Graffitiverein Leipzig Legaler Teil einer illegalen Welt

Für die einen ist es Geschmiere, für die anderen Kunst. Graffitis finden sich an fast jeder Hauswand in Leipzig. Doch während viele Sprayer mutwillig das Gesetz brechen, verschönert der Graffitiverein die Stadt mit bunten Bildern – und das ganz legal.

Leipzig ist weit davon entfernt perfekt zu sein – und genau das lieben die Bewohner. Graffitis tragen dabei einen großen Teil zur urbanen Alternativität bei. Das sieht auch der Graffitiverein so. Sascha Kittel, einer der ältesten immer noch aktiven Graffitikünstler in Leipzig, gehört zum Vorstand des 1998 gegründeten Vereins. Er rief diesen zu einer Zeit ins Leben, als die Stadt Leipzig selbst die legal gesprühten Bilder verbot.


Sascha Kittel, Gründer und Vorsitzender des Graffitivereins, vor einem Werk in Lindenau (Foto: Nancy Riegel)

- **Bereitgestelltes Material**:

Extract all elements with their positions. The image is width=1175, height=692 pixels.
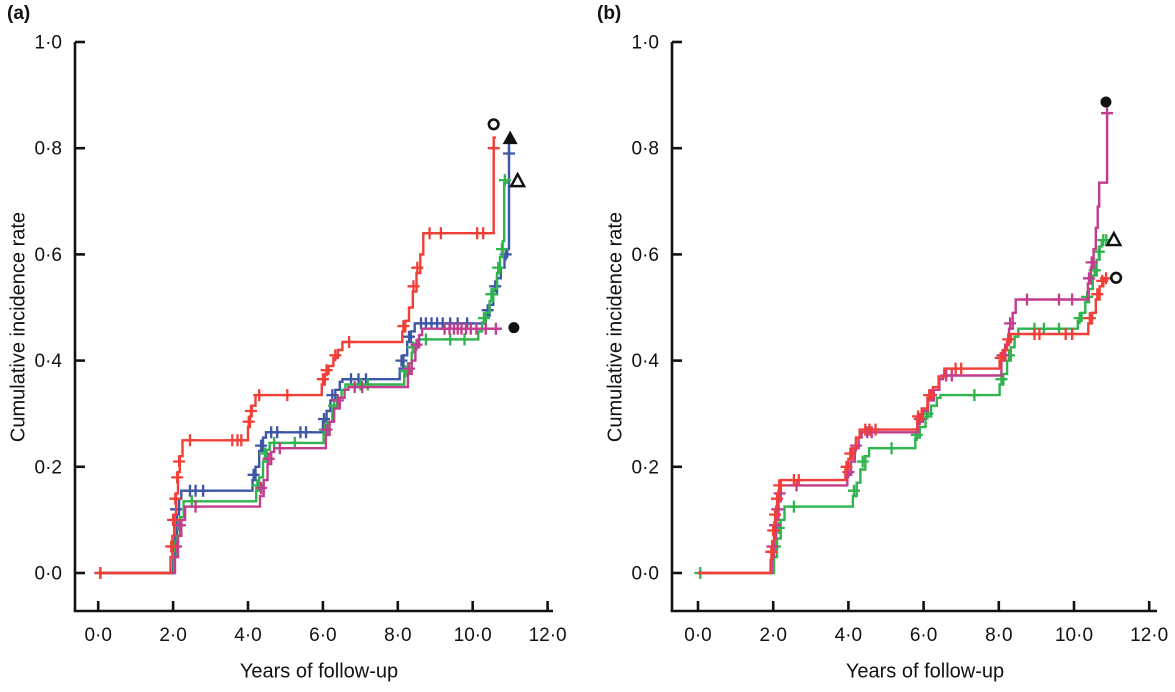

- **Arbeitsanweisungen**:
**a)** In welchem Jahr wurde der Graffitiverein laut dem Textauszug gegründet?
**b)** Prüfen Sie, ob die folgenden Aussagen mit dem Textauszug übereinstimmen: (i) Sascha Kittel gehört zum Vorstand des Graffitivereins. (ii) Zur Zeit der Vereinsgründung erlaubte die Stadt Leipzig legal gesprühte Bilder. (iii) Graffitis finden sich nur an wenigen Hauswänden in Leipzig.
**c)** Nennen Sie alle Rollen und Bezeichnungen, die der Textauszug Sascha Kittel zuschreibt.

- **Lösungen**:
**a)** 1998

**b)**
(i) Ja: „gehört zum Vorstand des 1998 gegründeten Vereins“
(ii) Nein: „als die Stadt Leipzig selbst die legal gesprühten Bilder verbot“
(iii) Nein: „Graffitis finden sich an fast jeder Hauswand in Leipzig.“

**c)**
- einer der ältesten immer noch aktiven Graffitikünstler in Leipzig
- Mitglied des Vorstands des Vereins
- Gründer des Graffitivereins
- Vorsitzender des Graffitivereins